# Document extract:
────────────────

Sir Ian Kennedy: I would separate out business costs and the expenses scheme, where it is quite clear that the level of interest is falling away, as it is more and more perceived that this is-

Q6 Laura Sandys: So you have been able to monitor the media interest?

Sir Ian Kennedy: For example, between January 2011 and this year, it went from over 5,000 hits on the first day-I can give you the precise figures in a moment-to 500, a couple of months ago. That’s not to say, therefore, that we should not bother to publish this.

Q7 Laura Sandys: Oh no, not at all. The point is that it is there, available.

Sir Ian Kennedy: Precisely. On the other hand, exactly as you say, there is an importance in raising the issue of the remuneration available to our elected representatives. It is perhaps a once-in-a-generation opportunity to get this right, and we think it is appropriate to engage the public, but engage them in a particular way. I said only the other day, as anyone with sufficient time on their hands to listen to Radio 5 Live would have heard-I see Mr Brown is smiling-that we are not talking about business costs and expenses any longer; subject to improvement, that is settled. The conversation that one was able to have, with people phoning in, was about salary and pensions. The other matter rarely entered the conversation, save a little bit of the residual distrust and "Hang on a second, wasn’t there a bit of bad history?". We are trying to move the conversation on, having settled in our own view something that is now a matter of routine. Andrew, you may want to add to that.

────────────────

# Records:
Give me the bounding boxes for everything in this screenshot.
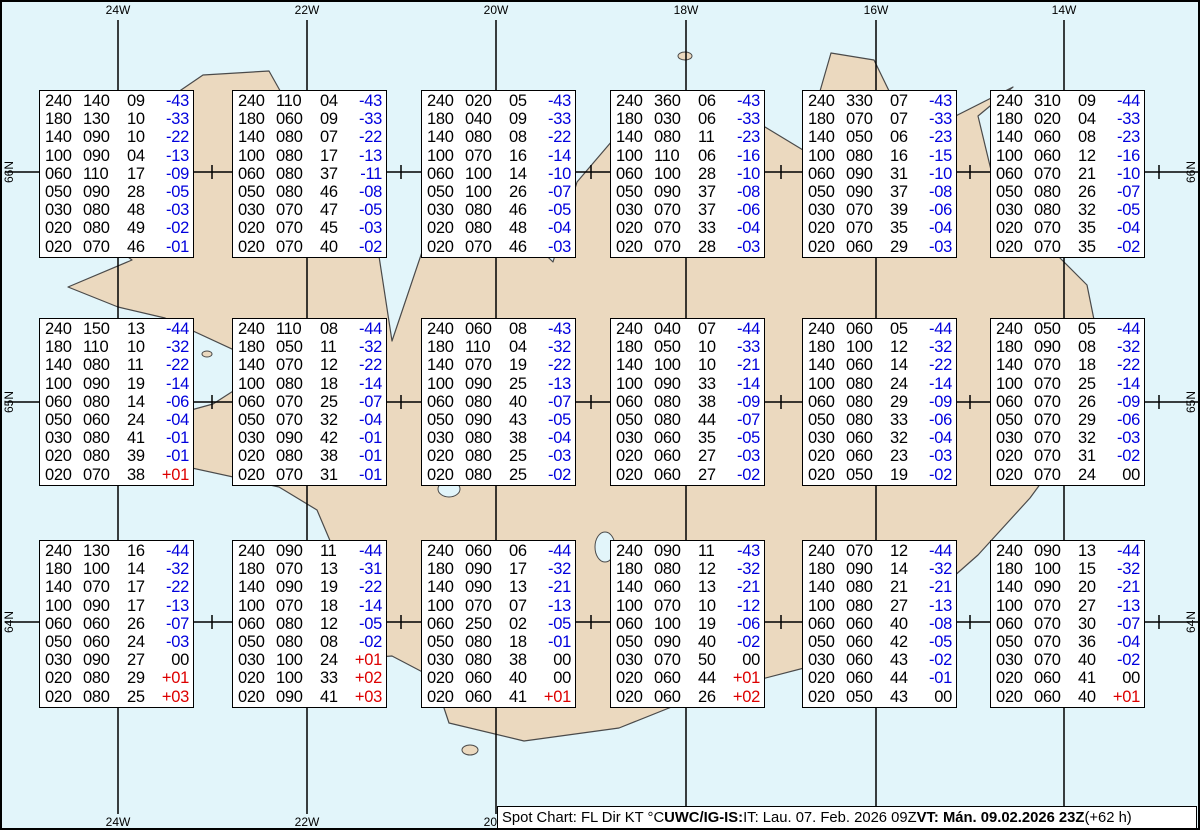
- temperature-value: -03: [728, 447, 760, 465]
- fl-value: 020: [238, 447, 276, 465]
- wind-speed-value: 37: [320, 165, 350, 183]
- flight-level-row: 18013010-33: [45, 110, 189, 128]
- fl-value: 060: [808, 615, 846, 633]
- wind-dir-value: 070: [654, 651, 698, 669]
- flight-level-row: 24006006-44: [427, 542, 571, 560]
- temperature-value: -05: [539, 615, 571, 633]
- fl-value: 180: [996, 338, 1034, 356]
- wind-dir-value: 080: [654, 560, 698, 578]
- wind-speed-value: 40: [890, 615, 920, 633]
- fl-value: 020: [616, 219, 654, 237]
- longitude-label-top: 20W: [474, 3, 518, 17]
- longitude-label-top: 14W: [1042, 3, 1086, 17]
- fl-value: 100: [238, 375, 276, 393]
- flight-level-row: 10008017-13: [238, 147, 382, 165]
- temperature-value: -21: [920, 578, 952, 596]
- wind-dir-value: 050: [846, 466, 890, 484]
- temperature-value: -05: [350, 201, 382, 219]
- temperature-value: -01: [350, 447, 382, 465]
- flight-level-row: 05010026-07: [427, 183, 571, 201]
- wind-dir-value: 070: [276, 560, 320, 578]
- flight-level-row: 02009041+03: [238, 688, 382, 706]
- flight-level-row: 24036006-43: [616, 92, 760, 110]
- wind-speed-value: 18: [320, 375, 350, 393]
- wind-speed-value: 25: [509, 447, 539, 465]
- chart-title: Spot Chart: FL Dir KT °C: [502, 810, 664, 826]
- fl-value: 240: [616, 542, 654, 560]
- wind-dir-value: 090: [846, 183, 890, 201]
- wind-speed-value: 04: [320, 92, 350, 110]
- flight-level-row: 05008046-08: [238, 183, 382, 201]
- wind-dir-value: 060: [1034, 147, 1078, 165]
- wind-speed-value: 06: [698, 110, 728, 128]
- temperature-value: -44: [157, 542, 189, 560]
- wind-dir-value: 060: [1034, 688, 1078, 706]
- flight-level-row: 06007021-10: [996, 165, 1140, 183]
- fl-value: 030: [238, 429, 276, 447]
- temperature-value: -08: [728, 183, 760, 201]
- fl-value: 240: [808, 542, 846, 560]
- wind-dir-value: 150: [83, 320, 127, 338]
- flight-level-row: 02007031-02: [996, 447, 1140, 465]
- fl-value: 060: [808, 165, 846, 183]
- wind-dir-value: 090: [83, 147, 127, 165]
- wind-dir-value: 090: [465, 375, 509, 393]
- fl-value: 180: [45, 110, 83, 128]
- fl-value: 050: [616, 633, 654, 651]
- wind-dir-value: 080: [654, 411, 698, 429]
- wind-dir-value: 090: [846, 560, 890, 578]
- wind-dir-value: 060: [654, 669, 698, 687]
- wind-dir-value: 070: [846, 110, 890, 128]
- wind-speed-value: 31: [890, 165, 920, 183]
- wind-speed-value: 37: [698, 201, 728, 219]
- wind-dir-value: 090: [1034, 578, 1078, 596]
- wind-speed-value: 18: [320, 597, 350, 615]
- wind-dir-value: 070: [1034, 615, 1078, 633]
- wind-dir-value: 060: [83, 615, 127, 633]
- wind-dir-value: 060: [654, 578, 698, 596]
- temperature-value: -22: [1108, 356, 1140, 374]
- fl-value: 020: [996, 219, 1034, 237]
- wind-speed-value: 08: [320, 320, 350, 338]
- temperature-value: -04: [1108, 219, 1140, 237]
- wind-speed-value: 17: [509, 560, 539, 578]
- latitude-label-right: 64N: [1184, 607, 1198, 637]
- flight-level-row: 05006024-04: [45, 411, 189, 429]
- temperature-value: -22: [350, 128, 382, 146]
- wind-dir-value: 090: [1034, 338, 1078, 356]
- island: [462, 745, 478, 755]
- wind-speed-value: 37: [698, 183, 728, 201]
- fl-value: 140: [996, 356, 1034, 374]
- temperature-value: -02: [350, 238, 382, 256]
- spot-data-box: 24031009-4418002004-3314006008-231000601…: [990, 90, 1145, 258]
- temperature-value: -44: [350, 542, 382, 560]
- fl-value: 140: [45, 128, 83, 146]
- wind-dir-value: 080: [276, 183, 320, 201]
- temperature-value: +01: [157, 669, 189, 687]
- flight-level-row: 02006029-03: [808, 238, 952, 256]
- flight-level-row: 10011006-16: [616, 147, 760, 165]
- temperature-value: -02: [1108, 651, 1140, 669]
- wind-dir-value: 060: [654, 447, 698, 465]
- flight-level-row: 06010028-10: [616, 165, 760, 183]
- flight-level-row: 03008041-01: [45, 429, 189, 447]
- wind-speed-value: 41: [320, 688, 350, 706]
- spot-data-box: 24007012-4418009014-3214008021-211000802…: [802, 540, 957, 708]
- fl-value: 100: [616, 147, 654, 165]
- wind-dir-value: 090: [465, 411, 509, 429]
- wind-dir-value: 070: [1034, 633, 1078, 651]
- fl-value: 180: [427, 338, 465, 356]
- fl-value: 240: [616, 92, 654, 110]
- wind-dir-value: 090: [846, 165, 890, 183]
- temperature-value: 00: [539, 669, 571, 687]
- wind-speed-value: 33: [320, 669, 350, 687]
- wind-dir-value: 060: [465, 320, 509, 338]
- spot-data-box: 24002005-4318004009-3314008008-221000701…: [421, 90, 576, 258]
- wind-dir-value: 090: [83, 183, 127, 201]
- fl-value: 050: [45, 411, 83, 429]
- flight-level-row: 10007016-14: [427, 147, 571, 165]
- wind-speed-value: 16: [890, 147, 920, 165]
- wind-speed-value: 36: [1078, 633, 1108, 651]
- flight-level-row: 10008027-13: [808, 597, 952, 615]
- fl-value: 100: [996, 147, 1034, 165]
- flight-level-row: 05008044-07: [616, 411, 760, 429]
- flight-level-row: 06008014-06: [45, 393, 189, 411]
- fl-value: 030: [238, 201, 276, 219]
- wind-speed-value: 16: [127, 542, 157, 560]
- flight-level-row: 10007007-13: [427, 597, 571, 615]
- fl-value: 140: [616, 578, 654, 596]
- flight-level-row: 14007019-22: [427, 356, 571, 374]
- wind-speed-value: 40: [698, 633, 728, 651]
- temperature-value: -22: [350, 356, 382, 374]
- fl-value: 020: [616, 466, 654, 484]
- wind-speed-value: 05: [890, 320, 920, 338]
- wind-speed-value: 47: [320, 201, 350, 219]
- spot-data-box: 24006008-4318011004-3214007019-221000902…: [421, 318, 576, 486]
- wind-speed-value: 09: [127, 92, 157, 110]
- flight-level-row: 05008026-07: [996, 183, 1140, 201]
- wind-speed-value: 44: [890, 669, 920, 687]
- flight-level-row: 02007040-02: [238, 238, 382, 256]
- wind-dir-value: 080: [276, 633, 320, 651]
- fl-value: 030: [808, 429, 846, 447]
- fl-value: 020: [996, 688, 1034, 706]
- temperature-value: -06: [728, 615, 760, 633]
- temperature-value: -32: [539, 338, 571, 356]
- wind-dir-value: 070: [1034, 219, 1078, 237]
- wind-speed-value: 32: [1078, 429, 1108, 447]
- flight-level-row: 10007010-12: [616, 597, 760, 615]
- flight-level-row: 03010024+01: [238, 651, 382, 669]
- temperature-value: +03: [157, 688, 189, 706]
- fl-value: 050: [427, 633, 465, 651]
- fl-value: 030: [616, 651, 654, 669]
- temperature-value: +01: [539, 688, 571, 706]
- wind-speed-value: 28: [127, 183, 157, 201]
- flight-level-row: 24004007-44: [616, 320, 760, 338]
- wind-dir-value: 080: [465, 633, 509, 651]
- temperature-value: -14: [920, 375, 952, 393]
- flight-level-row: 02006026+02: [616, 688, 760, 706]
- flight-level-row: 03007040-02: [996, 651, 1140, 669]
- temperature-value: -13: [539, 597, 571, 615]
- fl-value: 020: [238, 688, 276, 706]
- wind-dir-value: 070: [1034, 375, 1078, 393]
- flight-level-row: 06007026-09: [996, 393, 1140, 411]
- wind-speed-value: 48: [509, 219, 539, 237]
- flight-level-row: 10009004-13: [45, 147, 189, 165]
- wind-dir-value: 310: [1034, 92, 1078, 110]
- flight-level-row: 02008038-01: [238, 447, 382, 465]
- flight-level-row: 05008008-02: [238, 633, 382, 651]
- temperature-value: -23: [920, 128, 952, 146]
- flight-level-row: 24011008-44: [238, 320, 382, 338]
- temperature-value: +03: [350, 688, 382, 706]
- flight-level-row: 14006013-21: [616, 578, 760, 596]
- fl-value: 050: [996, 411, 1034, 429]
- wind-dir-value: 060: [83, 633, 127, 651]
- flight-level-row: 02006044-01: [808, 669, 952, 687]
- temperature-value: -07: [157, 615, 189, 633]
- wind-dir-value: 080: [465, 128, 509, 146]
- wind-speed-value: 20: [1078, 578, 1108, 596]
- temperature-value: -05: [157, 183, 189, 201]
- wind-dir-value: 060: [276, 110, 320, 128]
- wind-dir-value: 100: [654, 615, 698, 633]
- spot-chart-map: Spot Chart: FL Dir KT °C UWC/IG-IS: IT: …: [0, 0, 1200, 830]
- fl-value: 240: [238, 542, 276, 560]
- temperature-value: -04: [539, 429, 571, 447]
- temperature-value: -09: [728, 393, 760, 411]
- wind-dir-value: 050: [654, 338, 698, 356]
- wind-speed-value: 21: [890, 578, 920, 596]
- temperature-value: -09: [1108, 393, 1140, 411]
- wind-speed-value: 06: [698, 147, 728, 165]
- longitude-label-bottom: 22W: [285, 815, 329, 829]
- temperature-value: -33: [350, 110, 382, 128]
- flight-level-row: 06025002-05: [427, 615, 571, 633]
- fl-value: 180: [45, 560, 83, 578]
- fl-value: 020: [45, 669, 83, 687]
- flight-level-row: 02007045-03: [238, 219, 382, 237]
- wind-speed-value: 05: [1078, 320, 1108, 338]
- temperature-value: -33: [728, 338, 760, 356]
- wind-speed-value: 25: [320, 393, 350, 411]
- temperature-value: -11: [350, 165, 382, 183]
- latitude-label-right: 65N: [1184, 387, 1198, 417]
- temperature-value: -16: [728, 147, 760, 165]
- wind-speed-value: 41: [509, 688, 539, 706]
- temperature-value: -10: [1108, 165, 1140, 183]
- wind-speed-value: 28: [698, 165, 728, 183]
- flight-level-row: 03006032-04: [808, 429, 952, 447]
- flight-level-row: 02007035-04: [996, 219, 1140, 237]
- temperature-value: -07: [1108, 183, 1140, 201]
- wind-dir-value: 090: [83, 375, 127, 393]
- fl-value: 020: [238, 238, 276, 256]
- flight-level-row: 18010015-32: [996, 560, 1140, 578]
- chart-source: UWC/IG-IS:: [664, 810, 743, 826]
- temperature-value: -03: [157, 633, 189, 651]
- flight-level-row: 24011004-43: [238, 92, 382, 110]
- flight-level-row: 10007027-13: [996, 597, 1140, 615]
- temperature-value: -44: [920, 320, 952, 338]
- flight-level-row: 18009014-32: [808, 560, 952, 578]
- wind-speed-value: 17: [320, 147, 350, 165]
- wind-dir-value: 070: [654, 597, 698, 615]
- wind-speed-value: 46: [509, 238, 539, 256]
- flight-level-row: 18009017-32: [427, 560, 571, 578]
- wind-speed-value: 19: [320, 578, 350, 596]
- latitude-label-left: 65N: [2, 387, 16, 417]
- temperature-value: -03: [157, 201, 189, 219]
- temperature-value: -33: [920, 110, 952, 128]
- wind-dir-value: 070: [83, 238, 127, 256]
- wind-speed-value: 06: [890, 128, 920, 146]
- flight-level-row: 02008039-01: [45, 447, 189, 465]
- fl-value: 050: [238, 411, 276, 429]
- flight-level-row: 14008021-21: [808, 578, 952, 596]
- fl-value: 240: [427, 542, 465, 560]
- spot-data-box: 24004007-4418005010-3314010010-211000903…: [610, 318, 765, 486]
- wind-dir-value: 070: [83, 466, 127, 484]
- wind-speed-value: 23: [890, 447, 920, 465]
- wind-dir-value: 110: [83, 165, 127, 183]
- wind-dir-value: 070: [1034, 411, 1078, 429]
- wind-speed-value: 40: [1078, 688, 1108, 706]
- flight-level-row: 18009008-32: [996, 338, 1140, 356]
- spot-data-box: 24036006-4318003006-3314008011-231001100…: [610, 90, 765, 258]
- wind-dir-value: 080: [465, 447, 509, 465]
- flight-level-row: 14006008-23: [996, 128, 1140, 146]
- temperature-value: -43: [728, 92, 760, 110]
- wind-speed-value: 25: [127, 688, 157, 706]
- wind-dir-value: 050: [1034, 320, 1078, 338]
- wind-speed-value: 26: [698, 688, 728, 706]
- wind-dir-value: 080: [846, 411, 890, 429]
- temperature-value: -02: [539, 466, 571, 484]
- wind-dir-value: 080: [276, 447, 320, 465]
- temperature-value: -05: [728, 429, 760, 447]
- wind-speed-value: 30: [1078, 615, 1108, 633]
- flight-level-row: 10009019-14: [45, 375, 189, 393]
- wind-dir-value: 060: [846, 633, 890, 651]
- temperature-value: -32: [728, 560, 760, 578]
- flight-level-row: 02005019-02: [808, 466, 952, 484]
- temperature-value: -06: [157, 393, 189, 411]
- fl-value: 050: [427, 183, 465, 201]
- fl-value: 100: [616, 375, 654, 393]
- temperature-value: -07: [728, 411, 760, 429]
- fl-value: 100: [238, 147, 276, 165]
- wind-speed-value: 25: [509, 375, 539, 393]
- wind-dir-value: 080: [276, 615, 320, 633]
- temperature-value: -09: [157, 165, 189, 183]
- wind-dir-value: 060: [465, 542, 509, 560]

────────────────

# Stated goal A:
Answer these questions from the hearing transcript:
(i) According to Sir Ian Kennedy, how many first-day hits were recorded a couple of months ago?
(ii) Which radio station does he say he was on?
(iii) What did the callers on that program talk about?
# Stated goal B:
Pick up the hearing transcript after its last sentence and continue it.
The rows play no part in any of these tasks.

# Output A:
(i) 500
(ii) Radio 5 Live
(iii) Salary and pensions

# Output B:
Andrew McDonald: I have very little to add, other than that my own experience from doing radio interviews last week is that the questions are now primarily around pay and pensions, not expenses. The story has moved on, because we have that clear programme of the publication of expenses. As Ian says, there is clearly a declining trend, in terms of the number of hits on the website each couple of months.

Q8 Sir Bob Russell: Mr McDonald, in this public consultation, are those being asked for views being advised that it is estimated by the NAO-I believe it is a National Audit Office estimate-that 91% of MPs subsidise the cost of being an MP?

Andrew McDonald: That is not the question being asked. We are proposing in an annual poll to replicate the same question used by the National Audit Office.

Q9 Sir Bob Russell: I appreciate that, but don’t you feel that in order for the general public to come to an informed opinion, they should know the statistic, which I recall came from the National Audit Office estimate, that 91% of MPs are subsidising the cost of being a Member of Parliament?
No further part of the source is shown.